Copy out word for word the part of the records that runs from the start through the line containing "volume-bar <box>415 424 422 438</box>", including both ends.

_Raw records_
****************************************
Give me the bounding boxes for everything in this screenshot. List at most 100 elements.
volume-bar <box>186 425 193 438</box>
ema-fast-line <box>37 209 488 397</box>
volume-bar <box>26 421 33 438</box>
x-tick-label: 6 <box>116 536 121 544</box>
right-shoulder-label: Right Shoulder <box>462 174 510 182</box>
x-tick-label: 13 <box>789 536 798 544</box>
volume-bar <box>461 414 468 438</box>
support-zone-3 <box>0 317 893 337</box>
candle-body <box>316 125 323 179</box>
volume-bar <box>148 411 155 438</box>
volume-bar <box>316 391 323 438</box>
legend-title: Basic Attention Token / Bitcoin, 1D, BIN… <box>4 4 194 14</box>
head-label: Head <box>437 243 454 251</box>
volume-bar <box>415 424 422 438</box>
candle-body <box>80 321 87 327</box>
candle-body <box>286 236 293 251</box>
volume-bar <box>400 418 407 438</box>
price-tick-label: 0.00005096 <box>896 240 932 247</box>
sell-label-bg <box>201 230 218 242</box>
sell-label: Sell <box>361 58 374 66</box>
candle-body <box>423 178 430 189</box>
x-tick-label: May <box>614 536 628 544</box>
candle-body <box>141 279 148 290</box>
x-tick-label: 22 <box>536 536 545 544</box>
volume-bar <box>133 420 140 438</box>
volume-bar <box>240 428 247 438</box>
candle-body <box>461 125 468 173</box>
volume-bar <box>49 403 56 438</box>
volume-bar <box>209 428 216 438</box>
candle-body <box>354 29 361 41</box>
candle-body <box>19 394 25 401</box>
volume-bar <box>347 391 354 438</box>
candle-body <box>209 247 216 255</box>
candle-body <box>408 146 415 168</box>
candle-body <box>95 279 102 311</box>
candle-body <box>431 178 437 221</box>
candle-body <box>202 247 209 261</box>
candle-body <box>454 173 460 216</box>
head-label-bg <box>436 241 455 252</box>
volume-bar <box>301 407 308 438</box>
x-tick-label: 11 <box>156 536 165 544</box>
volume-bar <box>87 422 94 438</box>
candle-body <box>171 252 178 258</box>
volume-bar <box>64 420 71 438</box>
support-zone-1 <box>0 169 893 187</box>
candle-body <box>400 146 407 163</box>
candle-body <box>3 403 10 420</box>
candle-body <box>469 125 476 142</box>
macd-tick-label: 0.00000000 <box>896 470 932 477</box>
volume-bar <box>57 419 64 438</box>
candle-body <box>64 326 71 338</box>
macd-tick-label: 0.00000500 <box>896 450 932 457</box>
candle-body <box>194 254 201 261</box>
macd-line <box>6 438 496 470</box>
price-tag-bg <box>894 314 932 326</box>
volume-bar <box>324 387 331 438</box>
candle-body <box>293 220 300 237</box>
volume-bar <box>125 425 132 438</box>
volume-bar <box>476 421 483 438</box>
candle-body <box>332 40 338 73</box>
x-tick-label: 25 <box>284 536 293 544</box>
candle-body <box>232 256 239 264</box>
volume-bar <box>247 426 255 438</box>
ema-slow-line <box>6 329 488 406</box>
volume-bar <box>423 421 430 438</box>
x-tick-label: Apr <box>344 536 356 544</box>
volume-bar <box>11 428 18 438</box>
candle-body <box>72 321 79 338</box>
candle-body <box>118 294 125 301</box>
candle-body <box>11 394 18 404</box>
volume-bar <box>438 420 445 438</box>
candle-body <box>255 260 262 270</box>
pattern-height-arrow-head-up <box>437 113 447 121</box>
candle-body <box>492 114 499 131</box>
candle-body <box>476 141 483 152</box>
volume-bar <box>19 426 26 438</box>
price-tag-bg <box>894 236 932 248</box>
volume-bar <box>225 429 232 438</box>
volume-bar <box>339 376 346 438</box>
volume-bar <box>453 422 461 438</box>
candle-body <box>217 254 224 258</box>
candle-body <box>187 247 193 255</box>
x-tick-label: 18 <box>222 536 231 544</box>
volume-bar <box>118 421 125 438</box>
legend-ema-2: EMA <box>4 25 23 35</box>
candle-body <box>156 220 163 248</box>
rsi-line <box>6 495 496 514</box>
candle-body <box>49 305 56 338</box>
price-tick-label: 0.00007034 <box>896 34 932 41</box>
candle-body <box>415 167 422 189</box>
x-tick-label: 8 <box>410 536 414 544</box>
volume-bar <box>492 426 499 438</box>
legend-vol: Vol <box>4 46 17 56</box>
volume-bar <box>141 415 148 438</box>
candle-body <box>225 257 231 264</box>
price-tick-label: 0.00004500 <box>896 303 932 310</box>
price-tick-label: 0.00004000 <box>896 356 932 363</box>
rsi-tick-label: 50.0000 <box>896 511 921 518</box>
****************************************
_Answer in full_
Give me the bounding boxes for everything in this screenshot. List at most 100 elements.
volume-bar <box>186 425 193 438</box>
ema-fast-line <box>37 209 488 397</box>
volume-bar <box>26 421 33 438</box>
x-tick-label: 6 <box>116 536 121 544</box>
right-shoulder-label: Right Shoulder <box>462 174 510 182</box>
x-tick-label: 13 <box>789 536 798 544</box>
volume-bar <box>461 414 468 438</box>
support-zone-3 <box>0 317 893 337</box>
candle-body <box>316 125 323 179</box>
volume-bar <box>148 411 155 438</box>
volume-bar <box>316 391 323 438</box>
legend-title: Basic Attention Token / Bitcoin, 1D, BIN… <box>4 4 194 14</box>
head-label: Head <box>437 243 454 251</box>
volume-bar <box>415 424 422 438</box>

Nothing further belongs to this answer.